* Recorded data

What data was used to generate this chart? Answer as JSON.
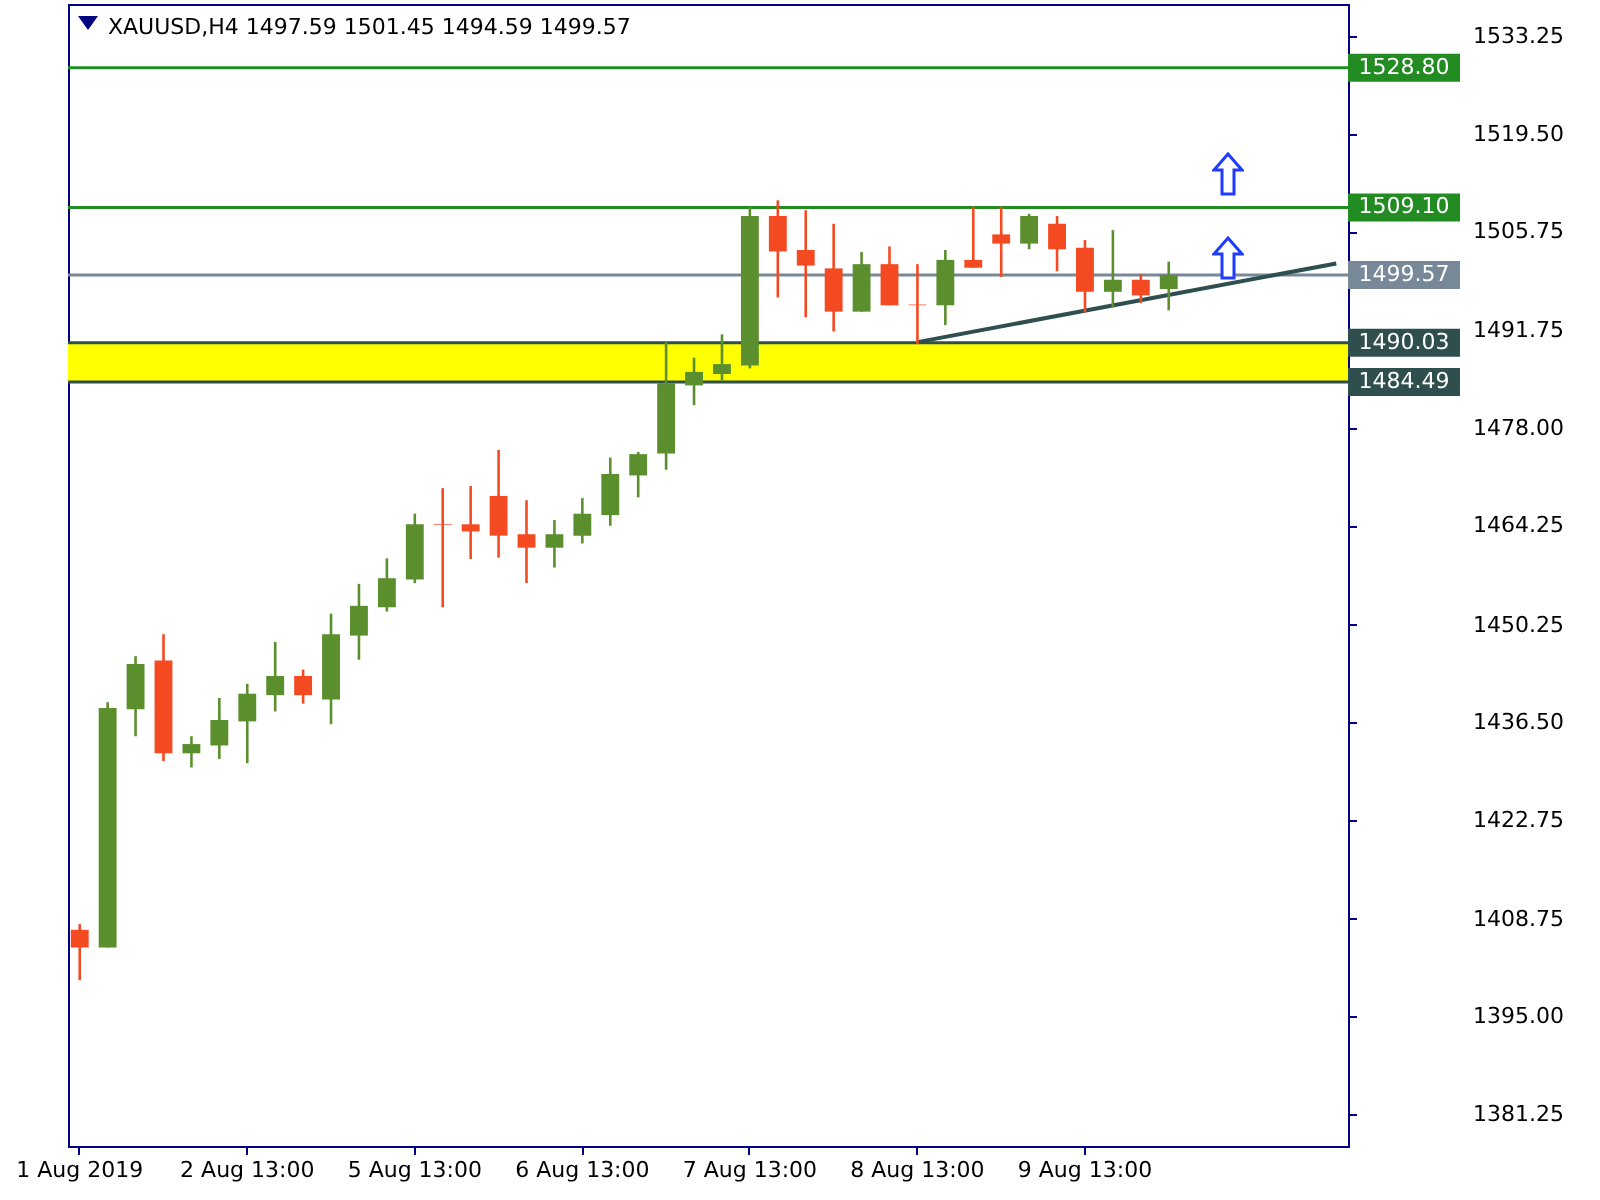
{
  "chart_data": {
    "type": "candlestick",
    "title": "XAUUSD,H4  1497.59 1501.45 1494.59 1499.57",
    "categories": [
      "1 Aug 2019",
      null,
      null,
      null,
      null,
      null,
      "2 Aug 13:00",
      null,
      null,
      null,
      null,
      null,
      "5 Aug 13:00",
      null,
      null,
      null,
      null,
      null,
      "6 Aug 13:00",
      null,
      null,
      null,
      null,
      null,
      "7 Aug 13:00",
      null,
      null,
      null,
      null,
      null,
      "8 Aug 13:00",
      null,
      null,
      null,
      null,
      null,
      "9 Aug 13:00",
      null,
      null,
      null,
      null,
      null,
      null,
      null,
      null,
      null
    ],
    "ohlc": [
      [
        1407.2,
        1408.0,
        1400.1,
        1404.7
      ],
      [
        1404.7,
        1439.3,
        1404.7,
        1438.5
      ],
      [
        1438.3,
        1445.8,
        1434.5,
        1444.7
      ],
      [
        1445.2,
        1448.9,
        1431.0,
        1432.1
      ],
      [
        1432.1,
        1434.5,
        1430.1,
        1433.4
      ],
      [
        1433.2,
        1439.9,
        1431.3,
        1436.8
      ],
      [
        1436.6,
        1441.9,
        1430.7,
        1440.5
      ],
      [
        1440.3,
        1447.8,
        1438.0,
        1443.0
      ],
      [
        1443.0,
        1443.9,
        1439.1,
        1440.3
      ],
      [
        1439.7,
        1451.8,
        1436.2,
        1448.9
      ],
      [
        1448.7,
        1456.0,
        1445.3,
        1452.9
      ],
      [
        1452.7,
        1459.6,
        1452.1,
        1456.8
      ],
      [
        1456.6,
        1465.9,
        1456.1,
        1464.4
      ],
      [
        1464.4,
        1469.5,
        1452.7,
        1464.3
      ],
      [
        1464.4,
        1469.8,
        1459.5,
        1463.4
      ],
      [
        1468.4,
        1474.9,
        1459.7,
        1462.8
      ],
      [
        1463.0,
        1467.8,
        1456.1,
        1461.1
      ],
      [
        1461.1,
        1465.0,
        1458.3,
        1463.0
      ],
      [
        1462.8,
        1468.1,
        1461.7,
        1465.9
      ],
      [
        1465.7,
        1473.8,
        1464.2,
        1471.5
      ],
      [
        1471.3,
        1474.6,
        1468.2,
        1474.3
      ],
      [
        1474.4,
        1490.2,
        1472.1,
        1484.3
      ],
      [
        1484.0,
        1487.9,
        1481.2,
        1485.9
      ],
      [
        1485.6,
        1491.2,
        1484.7,
        1487.0
      ],
      [
        1486.8,
        1509.2,
        1486.4,
        1507.9
      ],
      [
        1507.9,
        1510.1,
        1496.4,
        1502.9
      ],
      [
        1503.1,
        1508.7,
        1493.6,
        1500.9
      ],
      [
        1500.5,
        1506.8,
        1491.6,
        1494.4
      ],
      [
        1494.4,
        1502.8,
        1494.4,
        1501.1
      ],
      [
        1501.1,
        1503.6,
        1495.3,
        1495.3
      ],
      [
        1495.4,
        1501.1,
        1489.8,
        1495.3
      ],
      [
        1495.3,
        1503.1,
        1492.5,
        1501.7
      ],
      [
        1501.7,
        1509.2,
        1500.6,
        1500.6
      ],
      [
        1505.3,
        1509.2,
        1499.3,
        1504.0
      ],
      [
        1504.0,
        1508.2,
        1503.2,
        1507.9
      ],
      [
        1506.8,
        1507.9,
        1500.1,
        1503.2
      ],
      [
        1503.4,
        1504.5,
        1494.3,
        1497.2
      ],
      [
        1497.2,
        1505.9,
        1495.0,
        1498.9
      ],
      [
        1498.9,
        1499.7,
        1495.6,
        1496.7
      ],
      [
        1497.59,
        1501.45,
        1494.59,
        1499.57
      ],
      null,
      null,
      null,
      null,
      null,
      null
    ],
    "colors": [
      "#f44a22",
      "#5b8f2e",
      "#5b8f2e",
      "#f44a22",
      "#5b8f2e",
      "#5b8f2e",
      "#5b8f2e",
      "#5b8f2e",
      "#f44a22",
      "#5b8f2e",
      "#5b8f2e",
      "#5b8f2e",
      "#5b8f2e",
      "#f44a22",
      "#f44a22",
      "#f44a22",
      "#f44a22",
      "#5b8f2e",
      "#5b8f2e",
      "#5b8f2e",
      "#5b8f2e",
      "#5b8f2e",
      "#5b8f2e",
      "#5b8f2e",
      "#5b8f2e",
      "#f44a22",
      "#f44a22",
      "#f44a22",
      "#5b8f2e",
      "#f44a22",
      "#f44a22",
      "#5b8f2e",
      "#f44a22",
      "#f44a22",
      "#5b8f2e",
      "#f44a22",
      "#f44a22",
      "#5b8f2e",
      "#f44a22",
      "#5b8f2e",
      null,
      null,
      null,
      null,
      null,
      null
    ],
    "series": [
      {
        "type": "line",
        "color": "#2f4f4f",
        "values": [
          null,
          null,
          null,
          null,
          null,
          null,
          null,
          null,
          null,
          null,
          null,
          null,
          null,
          null,
          null,
          null,
          null,
          null,
          null,
          null,
          null,
          null,
          null,
          null,
          null,
          null,
          null,
          null,
          null,
          null,
          1490.1,
          null,
          null,
          null,
          null,
          null,
          null,
          null,
          null,
          null,
          null,
          null,
          null,
          null,
          null,
          1501.2
        ]
      }
    ],
    "ylim": [
      1376.7,
      1537.8
    ],
    "yticks": [
      {
        "value": 1381.25,
        "label": "1381.25"
      },
      {
        "value": 1395,
        "label": "1395.00"
      },
      {
        "value": 1408.75,
        "label": "1408.75"
      },
      {
        "value": 1422.75,
        "label": "1422.75"
      },
      {
        "value": 1436.5,
        "label": "1436.50"
      },
      {
        "value": 1450.25,
        "label": "1450.25"
      },
      {
        "value": 1464.25,
        "label": "1464.25"
      },
      {
        "value": 1478,
        "label": "1478.00"
      },
      {
        "value": 1491.75,
        "label": "1491.75"
      },
      {
        "value": 1505.75,
        "label": "1505.75"
      },
      {
        "value": 1519.5,
        "label": "1519.50"
      },
      {
        "value": 1533.25,
        "label": "1533.25"
      }
    ],
    "ref_lines": [
      {
        "axis": "y",
        "value": 1528.8,
        "label": "1528.80",
        "color": "#228b22"
      },
      {
        "axis": "y",
        "value": 1509.1,
        "label": "1509.10",
        "color": "#228b22"
      },
      {
        "axis": "y",
        "value": 1499.57,
        "label": "1499.57",
        "color": "#778899"
      },
      {
        "axis": "y",
        "value": 1490.03,
        "label": "1490.03",
        "color": "#2f4f4f"
      },
      {
        "axis": "y",
        "value": 1484.49,
        "label": "1484.49",
        "color": "#2f4f4f"
      }
    ],
    "bands": [
      {
        "axis": "y",
        "from": 1484.49,
        "to": 1490.03,
        "color": "#ffff00"
      }
    ]
  }
}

* Stated problem
Quote every record above exactly, leaving out any pictures.

* Solution for this exercise
What data was used to generate this chart? Answer as JSON.
{
  "chart_data": {
    "type": "candlestick",
    "title": "XAUUSD,H4  1497.59 1501.45 1494.59 1499.57",
    "categories": [
      "1 Aug 2019",
      null,
      null,
      null,
      null,
      null,
      "2 Aug 13:00",
      null,
      null,
      null,
      null,
      null,
      "5 Aug 13:00",
      null,
      null,
      null,
      null,
      null,
      "6 Aug 13:00",
      null,
      null,
      null,
      null,
      null,
      "7 Aug 13:00",
      null,
      null,
      null,
      null,
      null,
      "8 Aug 13:00",
      null,
      null,
      null,
      null,
      null,
      "9 Aug 13:00",
      null,
      null,
      null,
      null,
      null,
      null,
      null,
      null,
      null
    ],
    "ohlc": [
      [
        1407.2,
        1408.0,
        1400.1,
        1404.7
      ],
      [
        1404.7,
        1439.3,
        1404.7,
        1438.5
      ],
      [
        1438.3,
        1445.8,
        1434.5,
        1444.7
      ],
      [
        1445.2,
        1448.9,
        1431.0,
        1432.1
      ],
      [
        1432.1,
        1434.5,
        1430.1,
        1433.4
      ],
      [
        1433.2,
        1439.9,
        1431.3,
        1436.8
      ],
      [
        1436.6,
        1441.9,
        1430.7,
        1440.5
      ],
      [
        1440.3,
        1447.8,
        1438.0,
        1443.0
      ],
      [
        1443.0,
        1443.9,
        1439.1,
        1440.3
      ],
      [
        1439.7,
        1451.8,
        1436.2,
        1448.9
      ],
      [
        1448.7,
        1456.0,
        1445.3,
        1452.9
      ],
      [
        1452.7,
        1459.6,
        1452.1,
        1456.8
      ],
      [
        1456.6,
        1465.9,
        1456.1,
        1464.4
      ],
      [
        1464.4,
        1469.5,
        1452.7,
        1464.3
      ],
      [
        1464.4,
        1469.8,
        1459.5,
        1463.4
      ],
      [
        1468.4,
        1474.9,
        1459.7,
        1462.8
      ],
      [
        1463.0,
        1467.8,
        1456.1,
        1461.1
      ],
      [
        1461.1,
        1465.0,
        1458.3,
        1463.0
      ],
      [
        1462.8,
        1468.1,
        1461.7,
        1465.9
      ],
      [
        1465.7,
        1473.8,
        1464.2,
        1471.5
      ],
      [
        1471.3,
        1474.6,
        1468.2,
        1474.3
      ],
      [
        1474.4,
        1490.2,
        1472.1,
        1484.3
      ],
      [
        1484.0,
        1487.9,
        1481.2,
        1485.9
      ],
      [
        1485.6,
        1491.2,
        1484.7,
        1487.0
      ],
      [
        1486.8,
        1509.2,
        1486.4,
        1507.9
      ],
      [
        1507.9,
        1510.1,
        1496.4,
        1502.9
      ],
      [
        1503.1,
        1508.7,
        1493.6,
        1500.9
      ],
      [
        1500.5,
        1506.8,
        1491.6,
        1494.4
      ],
      [
        1494.4,
        1502.8,
        1494.4,
        1501.1
      ],
      [
        1501.1,
        1503.6,
        1495.3,
        1495.3
      ],
      [
        1495.4,
        1501.1,
        1489.8,
        1495.3
      ],
      [
        1495.3,
        1503.1,
        1492.5,
        1501.7
      ],
      [
        1501.7,
        1509.2,
        1500.6,
        1500.6
      ],
      [
        1505.3,
        1509.2,
        1499.3,
        1504.0
      ],
      [
        1504.0,
        1508.2,
        1503.2,
        1507.9
      ],
      [
        1506.8,
        1507.9,
        1500.1,
        1503.2
      ],
      [
        1503.4,
        1504.5,
        1494.3,
        1497.2
      ],
      [
        1497.2,
        1505.9,
        1495.0,
        1498.9
      ],
      [
        1498.9,
        1499.7,
        1495.6,
        1496.7
      ],
      [
        1497.59,
        1501.45,
        1494.59,
        1499.57
      ],
      null,
      null,
      null,
      null,
      null,
      null
    ],
    "colors": [
      "#f44a22",
      "#5b8f2e",
      "#5b8f2e",
      "#f44a22",
      "#5b8f2e",
      "#5b8f2e",
      "#5b8f2e",
      "#5b8f2e",
      "#f44a22",
      "#5b8f2e",
      "#5b8f2e",
      "#5b8f2e",
      "#5b8f2e",
      "#f44a22",
      "#f44a22",
      "#f44a22",
      "#f44a22",
      "#5b8f2e",
      "#5b8f2e",
      "#5b8f2e",
      "#5b8f2e",
      "#5b8f2e",
      "#5b8f2e",
      "#5b8f2e",
      "#5b8f2e",
      "#f44a22",
      "#f44a22",
      "#f44a22",
      "#5b8f2e",
      "#f44a22",
      "#f44a22",
      "#5b8f2e",
      "#f44a22",
      "#f44a22",
      "#5b8f2e",
      "#f44a22",
      "#f44a22",
      "#5b8f2e",
      "#f44a22",
      "#5b8f2e",
      null,
      null,
      null,
      null,
      null,
      null
    ],
    "series": [
      {
        "type": "line",
        "color": "#2f4f4f",
        "values": [
          null,
          null,
          null,
          null,
          null,
          null,
          null,
          null,
          null,
          null,
          null,
          null,
          null,
          null,
          null,
          null,
          null,
          null,
          null,
          null,
          null,
          null,
          null,
          null,
          null,
          null,
          null,
          null,
          null,
          null,
          1490.1,
          null,
          null,
          null,
          null,
          null,
          null,
          null,
          null,
          null,
          null,
          null,
          null,
          null,
          null,
          1501.2
        ]
      }
    ],
    "ylim": [
      1376.7,
      1537.8
    ],
    "yticks": [
      {
        "value": 1381.25,
        "label": "1381.25"
      },
      {
        "value": 1395,
        "label": "1395.00"
      },
      {
        "value": 1408.75,
        "label": "1408.75"
      },
      {
        "value": 1422.75,
        "label": "1422.75"
      },
      {
        "value": 1436.5,
        "label": "1436.50"
      },
      {
        "value": 1450.25,
        "label": "1450.25"
      },
      {
        "value": 1464.25,
        "label": "1464.25"
      },
      {
        "value": 1478,
        "label": "1478.00"
      },
      {
        "value": 1491.75,
        "label": "1491.75"
      },
      {
        "value": 1505.75,
        "label": "1505.75"
      },
      {
        "value": 1519.5,
        "label": "1519.50"
      },
      {
        "value": 1533.25,
        "label": "1533.25"
      }
    ],
    "ref_lines": [
      {
        "axis": "y",
        "value": 1528.8,
        "label": "1528.80",
        "color": "#228b22"
      },
      {
        "axis": "y",
        "value": 1509.1,
        "label": "1509.10",
        "color": "#228b22"
      },
      {
        "axis": "y",
        "value": 1499.57,
        "label": "1499.57",
        "color": "#778899"
      },
      {
        "axis": "y",
        "value": 1490.03,
        "label": "1490.03",
        "color": "#2f4f4f"
      },
      {
        "axis": "y",
        "value": 1484.49,
        "label": "1484.49",
        "color": "#2f4f4f"
      }
    ],
    "bands": [
      {
        "axis": "y",
        "from": 1484.49,
        "to": 1490.03,
        "color": "#ffff00"
      }
    ]
  }
}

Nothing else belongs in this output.